* _Instruction_:
Print the records word for word, from their very first line through the line containing "Annotate this image: element", including both of those lines, and omit the pictures.

━━━━━ Information shown

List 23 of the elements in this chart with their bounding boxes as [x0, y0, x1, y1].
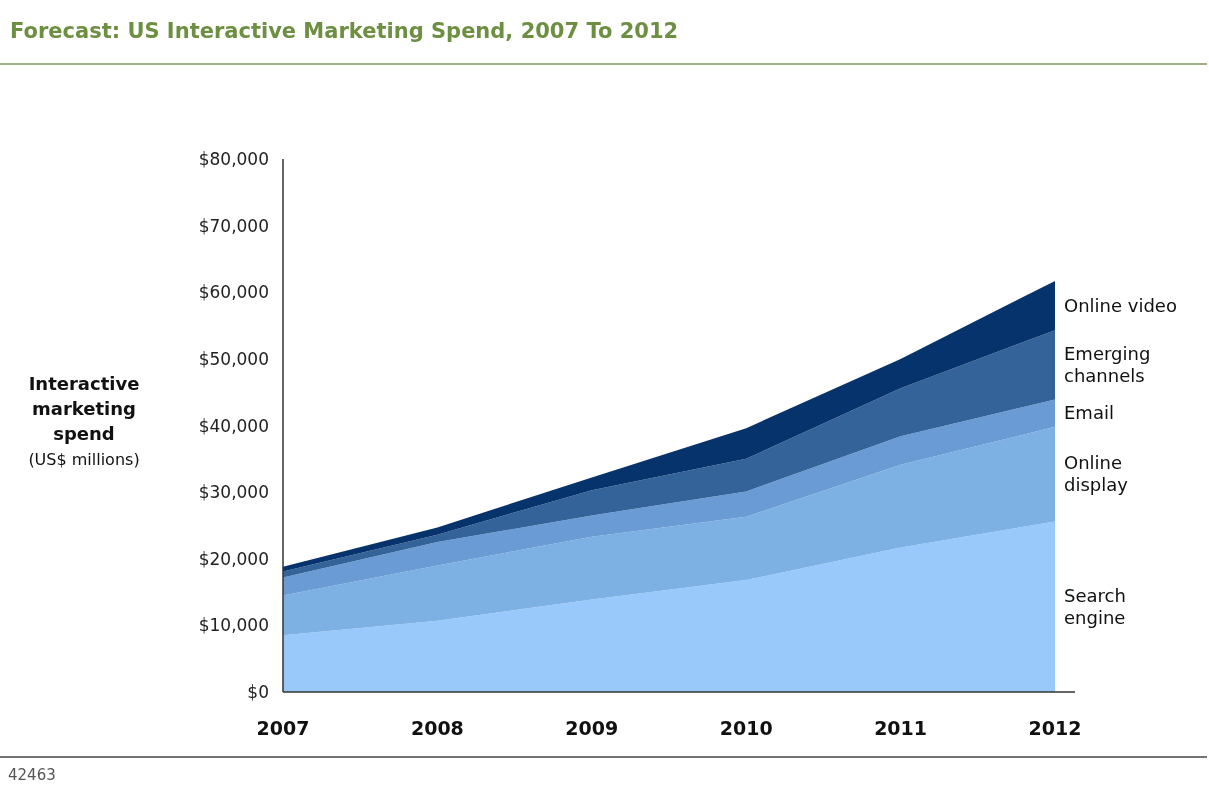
- y-tick-label: $0: [247, 682, 269, 702]
- y-tick-label: $10,000: [198, 615, 269, 636]
- series-label: Emerging channels: [1064, 343, 1151, 387]
- x-tick-label: 2007: [256, 717, 310, 739]
- x-tick-label: 2011: [874, 717, 928, 739]
- text: 42463: [8, 766, 56, 784]
- y-tick-label: $80,000: [198, 149, 269, 169]
- x-tick-label: 2009: [565, 717, 619, 739]
- y-tick-label: $40,000: [198, 415, 269, 436]
- series-label: Online video: [1064, 294, 1177, 316]
- series-label: Search engine: [1064, 585, 1126, 629]
- y-tick-label: $50,000: [198, 348, 269, 369]
- series-label: Email: [1064, 402, 1114, 424]
- chart-title: Forecast: US Interactive Marketing Spend, 2007 To 2012: [10, 19, 679, 43]
- y-axis-title: Interactive marketing spend (US$ millions): [28, 373, 140, 469]
- y-tick-label: $70,000: [198, 215, 269, 236]
- x-tick-label: 2008: [410, 717, 464, 739]
- y-tick-label: $60,000: [198, 282, 269, 303]
- y-tick-label: $20,000: [198, 548, 269, 569]
- x-tick-label: 2010: [719, 717, 773, 739]
- x-tick-label: 2012: [1028, 717, 1082, 739]
- y-tick-label: $30,000: [198, 482, 269, 503]
- series-label: Online display: [1064, 452, 1129, 496]
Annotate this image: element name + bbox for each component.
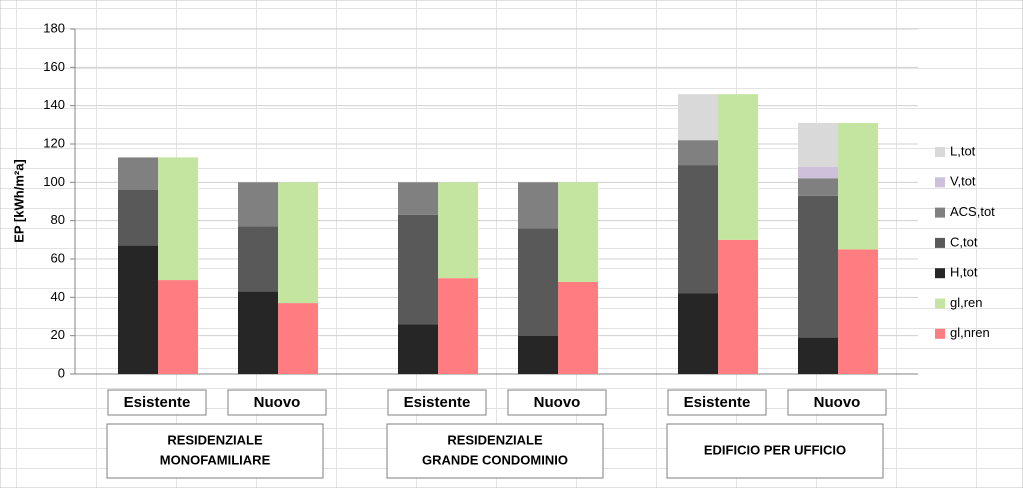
x-tick-label: Esistente	[684, 394, 751, 411]
x-tick-label: Nuovo	[814, 394, 861, 411]
bar-segment	[798, 122, 838, 167]
bar-segment	[238, 182, 278, 227]
category-box	[227, 389, 327, 416]
legend-swatch	[935, 298, 945, 309]
group-label: RESIDENZIALE	[447, 432, 543, 447]
bar-segment	[798, 167, 838, 179]
category-box	[107, 389, 207, 416]
y-tick-label: 100	[43, 174, 65, 189]
bar-segment	[798, 178, 838, 196]
group-label: RESIDENZIALE	[167, 432, 263, 447]
group-box	[386, 423, 604, 479]
y-tick-label: 180	[43, 20, 65, 35]
legend-label: V,tot	[950, 174, 976, 189]
legend-swatch	[935, 207, 945, 218]
bar-segment	[278, 182, 318, 304]
group-box	[106, 423, 324, 479]
y-tick-label: 120	[43, 135, 65, 150]
bar-segment	[518, 335, 558, 374]
bar-segment	[718, 94, 758, 240]
y-tick-label: 160	[43, 59, 65, 74]
bar-segment	[118, 157, 158, 190]
bar-segment	[158, 280, 198, 374]
legend-label: C,tot	[950, 234, 978, 249]
bar-segment	[718, 239, 758, 374]
legend-label: gl,nren	[950, 325, 990, 340]
bar-segment	[518, 228, 558, 336]
bar-segment	[838, 249, 878, 374]
bar-segment	[798, 195, 838, 338]
bar-segment	[398, 214, 438, 325]
y-tick-label: 0	[58, 365, 65, 380]
bar-segment	[238, 226, 278, 292]
bar-segment	[398, 182, 438, 215]
category-box	[387, 389, 487, 416]
y-tick-label: 80	[51, 212, 65, 227]
legend-swatch	[935, 237, 945, 248]
bar-segment	[398, 324, 438, 374]
x-tick-label: Nuovo	[534, 394, 581, 411]
x-tick-label: Nuovo	[254, 394, 301, 411]
bar-segment	[678, 293, 718, 374]
bar-segment	[558, 182, 598, 282]
group-label: EDIFICIO PER UFFICIO	[704, 442, 846, 457]
category-box	[667, 389, 767, 416]
y-tick-label: 20	[51, 327, 65, 342]
group-label: MONOFAMILIARE	[160, 452, 271, 467]
y-tick-label: 60	[51, 250, 65, 265]
legend-label: ACS,tot	[950, 204, 995, 219]
x-tick-label: Esistente	[404, 394, 471, 411]
bar-segment	[678, 140, 718, 166]
bar-segment	[838, 122, 878, 250]
x-tick-label: Esistente	[124, 394, 191, 411]
bar-segment	[518, 182, 558, 229]
bar-segment	[798, 337, 838, 374]
legend-label: L,tot	[950, 143, 976, 158]
legend-swatch	[935, 268, 945, 279]
legend-swatch	[935, 177, 945, 188]
y-tick-label: 40	[51, 289, 65, 304]
y-tick-label: 140	[43, 97, 65, 112]
legend-label: H,tot	[950, 265, 978, 280]
bar-segment	[158, 157, 198, 281]
category-box	[787, 389, 887, 416]
bar-segment	[118, 245, 158, 374]
bar-segment	[438, 182, 478, 279]
y-axis-title: EP [kWh/m²a]	[11, 159, 26, 243]
bar-segment	[678, 165, 718, 294]
bar-segment	[438, 278, 478, 374]
legend-swatch	[935, 328, 945, 339]
legend-swatch	[935, 147, 945, 157]
group-label: GRANDE CONDOMINIO	[422, 452, 568, 467]
category-box	[507, 389, 607, 416]
legend-label: gl,ren	[950, 295, 983, 310]
group-box	[666, 423, 884, 479]
bar-segment	[558, 282, 598, 374]
bar-segment	[278, 303, 318, 374]
bar-segment	[118, 190, 158, 246]
bar-segment	[238, 291, 278, 374]
bar-segment	[678, 94, 718, 141]
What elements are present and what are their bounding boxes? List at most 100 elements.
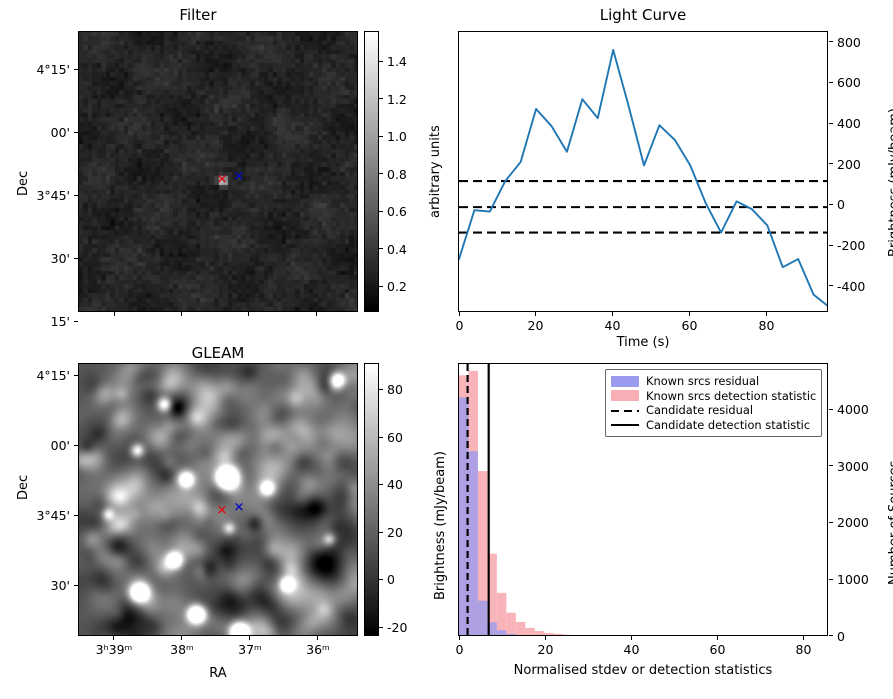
- filter-ytick-1: 00': [50, 125, 70, 140]
- gleam-xtick-mark: [249, 636, 251, 640]
- hist-xtick-label-80: 80: [795, 642, 812, 657]
- lc-ytick-mark: [829, 41, 833, 43]
- gleam-ytick-mark: [74, 514, 78, 516]
- hist-ytick-label-1000: 1000: [837, 572, 869, 587]
- known-source-marker-blue: ✕: [233, 169, 245, 185]
- filter-cbar-label-1.0: 1.0: [387, 129, 407, 144]
- filter-cbar-tick: [379, 210, 383, 212]
- gleam-cbar-tick: [379, 579, 383, 581]
- hist-xtick-label-40: 40: [623, 642, 640, 657]
- histogram-bar: [516, 635, 525, 636]
- lc-ytick-label-200: 200: [837, 156, 861, 172]
- filter-ytick-mark: [74, 320, 78, 322]
- filter-xtick-mark: [114, 312, 116, 316]
- histogram-plot: [459, 364, 582, 636]
- light-curve-title: Light Curve: [599, 6, 687, 24]
- gleam-ytick-0: 4°15': [36, 368, 70, 383]
- lc-xtick-label-0: 0: [455, 318, 464, 333]
- histogram-bar: [573, 635, 582, 636]
- light-curve-axes: [458, 31, 828, 312]
- hist-ytick-mark: [829, 578, 833, 580]
- light-curve-plot: [459, 48, 827, 307]
- histogram-bar: [544, 632, 554, 635]
- lc-ytick-label--200: -200: [837, 238, 866, 253]
- histogram-bar: [515, 621, 526, 635]
- histogram-bar: [553, 633, 564, 635]
- filter-ytick-mark: [74, 194, 78, 196]
- gleam-cbar-label-40: 40: [387, 477, 403, 493]
- histogram-bar: [477, 471, 488, 635]
- histogram-bar: [496, 630, 507, 635]
- lc-xtick-mark: [459, 312, 461, 316]
- gleam-ytick-1: 00': [50, 438, 70, 453]
- filter-ytick-mark: [74, 68, 78, 70]
- gleam-dec-axis-label: Dec: [16, 474, 31, 500]
- lc-xtick-label-60: 60: [681, 318, 698, 333]
- lc-ytick-label--400: -400: [837, 278, 866, 294]
- filter-xtick-mark: [181, 312, 183, 316]
- lc-ytick-mark: [829, 122, 833, 124]
- filter-cbar-label-1.2: 1.2: [387, 91, 407, 107]
- light-curve-yaxis-label: Brightness (mJy/beam): [887, 108, 893, 257]
- legend-swatch-residual-icon: [611, 375, 639, 387]
- legend-label: Known srcs residual: [646, 374, 760, 389]
- legend-item-known-srcs-residual: Known srcs residual: [611, 374, 815, 389]
- hist-xtick-mark: [459, 636, 461, 640]
- filter-cbar-tick: [379, 173, 383, 175]
- filter-cbar-label-0.8: 0.8: [387, 166, 407, 182]
- filter-cbar-tick: [379, 98, 383, 100]
- hist-ytick-mark: [829, 465, 833, 467]
- gleam-panel: GLEAM Dec 4°15' 00' 3°45' 30' 3ʰ39ᵐ 38ᵐ …: [0, 344, 448, 699]
- lc-xtick-label-80: 80: [758, 318, 775, 333]
- gleam-cbar-tick: [379, 484, 383, 486]
- filter-panel-title: Filter: [179, 6, 217, 24]
- hist-ytick-label-3000: 3000: [837, 458, 869, 474]
- lc-xtick-mark: [766, 312, 768, 316]
- hist-xtick-label-20: 20: [537, 642, 554, 657]
- lc-xtick-label-20: 20: [527, 318, 544, 333]
- legend-label: Candidate detection statistic: [646, 417, 811, 432]
- hist-xtick-mark: [803, 636, 805, 640]
- hist-xtick-mark: [631, 636, 633, 640]
- filter-ytick-mark: [74, 257, 78, 259]
- filter-ytick-3: 30': [50, 251, 70, 266]
- gleam-colorbar: [364, 363, 379, 636]
- hist-ytick-label-2000: 2000: [837, 515, 869, 531]
- candidate-marker-red: ✕: [216, 172, 228, 188]
- legend-item-candidate-residual: Candidate residual: [611, 403, 815, 418]
- legend-label: Candidate residual: [646, 403, 753, 418]
- hist-xtick-mark: [545, 636, 547, 640]
- hist-xtick-label-60: 60: [709, 642, 726, 657]
- lc-xtick-mark: [612, 312, 614, 316]
- lc-ytick-mark: [829, 81, 833, 83]
- filter-sky-image: [79, 32, 357, 311]
- filter-cbar-label-0.6: 0.6: [387, 204, 407, 219]
- filter-ytick-2: 3°45': [36, 188, 70, 203]
- lc-ytick-mark: [829, 204, 833, 206]
- histogram-bar: [563, 634, 573, 635]
- filter-ytick-mark: [74, 131, 78, 133]
- hist-xtick-mark: [717, 636, 719, 640]
- gleam-ytick-mark: [74, 444, 78, 446]
- filter-cbar-label-0.4: 0.4: [387, 241, 407, 257]
- legend-item-known-srcs-detection: Known srcs detection statistic: [611, 388, 817, 404]
- gleam-sky-image: [79, 364, 357, 635]
- hist-ytick-mark: [829, 635, 833, 637]
- gleam-xtick-mark: [113, 636, 115, 640]
- gleam-cbar-tick: [379, 626, 383, 628]
- filter-xtick-mark: [248, 312, 250, 316]
- histogram-bar: [534, 631, 545, 635]
- gleam-xtick-label-1: 38ᵐ: [170, 642, 194, 657]
- histogram-legend: Known srcs residual Known srcs detection…: [605, 369, 822, 437]
- histogram-series: [459, 397, 525, 636]
- legend-label: Known srcs detection statistic: [646, 388, 817, 403]
- legend-solid-line-icon: [611, 419, 639, 430]
- lc-ytick-label-800: 800: [837, 34, 861, 50]
- hist-ytick-mark: [829, 522, 833, 524]
- gleam-cbar-label-20: 20: [387, 524, 403, 540]
- legend-item-candidate-detection: Candidate detection statistic: [611, 418, 815, 433]
- gleam-ytick-mark: [74, 374, 78, 376]
- filter-ytick-4: 15': [50, 314, 70, 329]
- filter-cbar-label-1.4: 1.4: [387, 54, 407, 69]
- gleam-cbar-label-60: 60: [387, 429, 403, 445]
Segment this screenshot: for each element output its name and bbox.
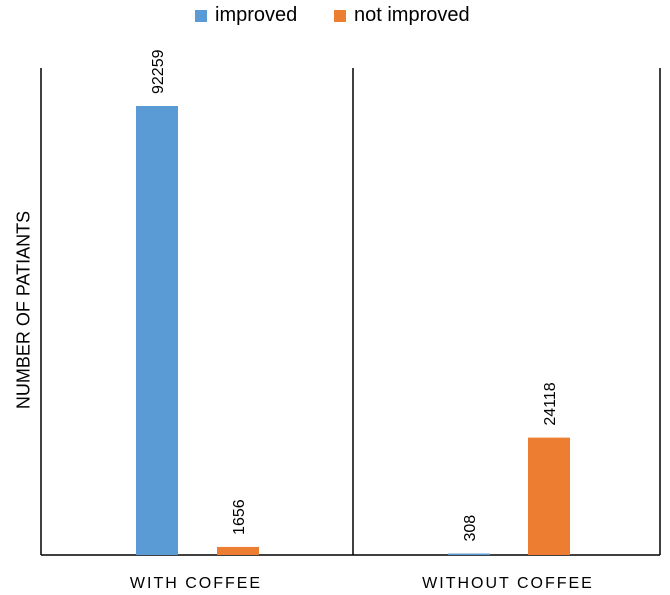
legend-label-not-improved: not improved xyxy=(354,4,470,26)
data-label-not-improved-1: 24118 xyxy=(542,382,559,425)
bar-not-improved-1 xyxy=(528,437,570,555)
legend-item-not-improved: not improved xyxy=(334,4,470,27)
data-label-improved-1: 308 xyxy=(462,515,479,542)
legend: improved not improved xyxy=(0,4,670,28)
data-label-not-improved-0: 1656 xyxy=(231,499,248,535)
category-label-without-coffee: WITHOUT COFFEE xyxy=(422,575,594,592)
legend-item-improved: improved xyxy=(195,4,297,27)
legend-swatch-improved xyxy=(195,9,207,22)
bar-improved-1 xyxy=(448,553,490,555)
legend-label-improved: improved xyxy=(215,4,298,26)
bar-not-improved-0 xyxy=(217,546,259,555)
data-label-improved-0: 92259 xyxy=(150,49,167,94)
category-label-with-coffee: WITH COFFEE xyxy=(130,575,262,592)
labels: WITH COFFEE WITHOUT COFFEE 92259 308 1656 241… xyxy=(130,49,594,592)
bars xyxy=(136,106,570,555)
legend-swatch-not-improved xyxy=(334,9,346,22)
bar-improved-0 xyxy=(136,106,178,555)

━━━━━━━━━━

* _Task output_:
List 23 of the elements in this chart with their bounding boxes as [x0, y0, x1, y1].
- y-tick-label: $0: [247, 682, 269, 702]
- y-tick-label: $10,000: [198, 615, 269, 636]
- series-label: Emerging channels: [1064, 343, 1151, 387]
- x-tick-label: 2007: [256, 717, 310, 739]
- x-tick-label: 2011: [874, 717, 928, 739]
- text: 42463: [8, 766, 56, 784]
- y-tick-label: $80,000: [198, 149, 269, 169]
- x-tick-label: 2009: [565, 717, 619, 739]
- y-tick-label: $40,000: [198, 415, 269, 436]
- series-label: Online video: [1064, 294, 1177, 316]
- series-label: Search engine: [1064, 585, 1126, 629]
- y-tick-label: $50,000: [198, 348, 269, 369]
- series-label: Email: [1064, 402, 1114, 424]
- chart-title: Forecast: US Interactive Marketing Spend, 2007 To 2012: [10, 19, 679, 43]
- y-axis-title: Interactive marketing spend (US$ millions): [28, 373, 140, 469]
- y-tick-label: $70,000: [198, 215, 269, 236]
- x-tick-label: 2008: [410, 717, 464, 739]
- y-tick-label: $60,000: [198, 282, 269, 303]
- y-tick-label: $20,000: [198, 548, 269, 569]
- x-tick-label: 2010: [719, 717, 773, 739]
- x-tick-label: 2012: [1028, 717, 1082, 739]
- y-tick-label: $30,000: [198, 482, 269, 503]
- series-label: Online display: [1064, 452, 1129, 496]
Annotate this image: element name + bbox for each component.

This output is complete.